(Dataset records)
--

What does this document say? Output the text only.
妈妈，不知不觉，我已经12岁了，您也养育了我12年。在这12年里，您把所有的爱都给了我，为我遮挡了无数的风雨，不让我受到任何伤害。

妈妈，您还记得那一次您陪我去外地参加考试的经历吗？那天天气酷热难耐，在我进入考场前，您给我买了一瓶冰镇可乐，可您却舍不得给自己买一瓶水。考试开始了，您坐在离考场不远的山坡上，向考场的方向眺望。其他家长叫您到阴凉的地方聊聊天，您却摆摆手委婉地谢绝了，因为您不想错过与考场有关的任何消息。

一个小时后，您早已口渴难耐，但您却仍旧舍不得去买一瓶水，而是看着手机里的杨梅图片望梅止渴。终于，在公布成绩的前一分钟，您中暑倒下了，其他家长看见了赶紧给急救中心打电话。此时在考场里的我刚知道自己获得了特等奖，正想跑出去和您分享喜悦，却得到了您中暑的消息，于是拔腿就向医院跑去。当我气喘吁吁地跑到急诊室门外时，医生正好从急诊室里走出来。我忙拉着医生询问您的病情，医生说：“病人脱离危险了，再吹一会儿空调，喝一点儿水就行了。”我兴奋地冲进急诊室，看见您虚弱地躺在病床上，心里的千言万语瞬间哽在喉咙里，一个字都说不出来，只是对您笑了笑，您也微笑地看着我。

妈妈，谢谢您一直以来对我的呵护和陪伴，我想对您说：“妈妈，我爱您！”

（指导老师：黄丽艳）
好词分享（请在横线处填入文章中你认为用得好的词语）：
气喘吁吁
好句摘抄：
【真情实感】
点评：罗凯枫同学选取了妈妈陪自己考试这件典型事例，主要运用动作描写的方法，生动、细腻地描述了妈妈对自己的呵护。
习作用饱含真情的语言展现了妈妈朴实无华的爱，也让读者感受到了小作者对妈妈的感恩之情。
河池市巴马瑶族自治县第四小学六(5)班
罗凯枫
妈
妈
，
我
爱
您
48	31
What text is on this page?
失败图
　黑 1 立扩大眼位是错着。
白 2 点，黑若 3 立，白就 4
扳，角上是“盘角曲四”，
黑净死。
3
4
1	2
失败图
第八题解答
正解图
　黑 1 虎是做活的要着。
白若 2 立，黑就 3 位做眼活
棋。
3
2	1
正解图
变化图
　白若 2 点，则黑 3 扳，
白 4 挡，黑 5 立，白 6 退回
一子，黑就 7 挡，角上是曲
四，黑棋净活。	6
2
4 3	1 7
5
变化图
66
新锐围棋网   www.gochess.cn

--

# YOUR INSTRUCTIONS:
Return the listing above word for word.

# THE ANSWER:
What does this document say? Output the text only.
妈妈，不知不觉，我已经12岁了，您也养育了我12年。在这12年里，您把所有的爱都给了我，为我遮挡了无数的风雨，不让我受到任何伤害。

妈妈，您还记得那一次您陪我去外地参加考试的经历吗？那天天气酷热难耐，在我进入考场前，您给我买了一瓶冰镇可乐，可您却舍不得给自己买一瓶水。考试开始了，您坐在离考场不远的山坡上，向考场的方向眺望。其他家长叫您到阴凉的地方聊聊天，您却摆摆手委婉地谢绝了，因为您不想错过与考场有关的任何消息。

一个小时后，您早已口渴难耐，但您却仍旧舍不得去买一瓶水，而是看着手机里的杨梅图片望梅止渴。终于，在公布成绩的前一分钟，您中暑倒下了，其他家长看见了赶紧给急救中心打电话。此时在考场里的我刚知道自己获得了特等奖，正想跑出去和您分享喜悦，却得到了您中暑的消息，于是拔腿就向医院跑去。当我气喘吁吁地跑到急诊室门外时，医生正好从急诊室里走出来。我忙拉着医生询问您的病情，医生说：“病人脱离危险了，再吹一会儿空调，喝一点儿水就行了。”我兴奋地冲进急诊室，看见您虚弱地躺在病床上，心里的千言万语瞬间哽在喉咙里，一个字都说不出来，只是对您笑了笑，您也微笑地看着我。

妈妈，谢谢您一直以来对我的呵护和陪伴，我想对您说：“妈妈，我爱您！”

（指导老师：黄丽艳）
好词分享（请在横线处填入文章中你认为用得好的词语）：
气喘吁吁
好句摘抄：
【真情实感】
点评：罗凯枫同学选取了妈妈陪自己考试这件典型事例，主要运用动作描写的方法，生动、细腻地描述了妈妈对自己的呵护。
习作用饱含真情的语言展现了妈妈朴实无华的爱，也让读者感受到了小作者对妈妈的感恩之情。
河池市巴马瑶族自治县第四小学六(5)班
罗凯枫
妈
妈
，
我
爱
您
48	31
What text is on this page?
失败图
　黑 1 立扩大眼位是错着。
白 2 点，黑若 3 立，白就 4
扳，角上是“盘角曲四”，
黑净死。
3
4
1	2
失败图
第八题解答
正解图
　黑 1 虎是做活的要着。
白若 2 立，黑就 3 位做眼活
棋。
3
2	1
正解图
变化图
　白若 2 点，则黑 3 扳，
白 4 挡，黑 5 立，白 6 退回
一子，黑就 7 挡，角上是曲
四，黑棋净活。	6
2
4 3	1 7
5
变化图
66
新锐围棋网   www.gochess.cn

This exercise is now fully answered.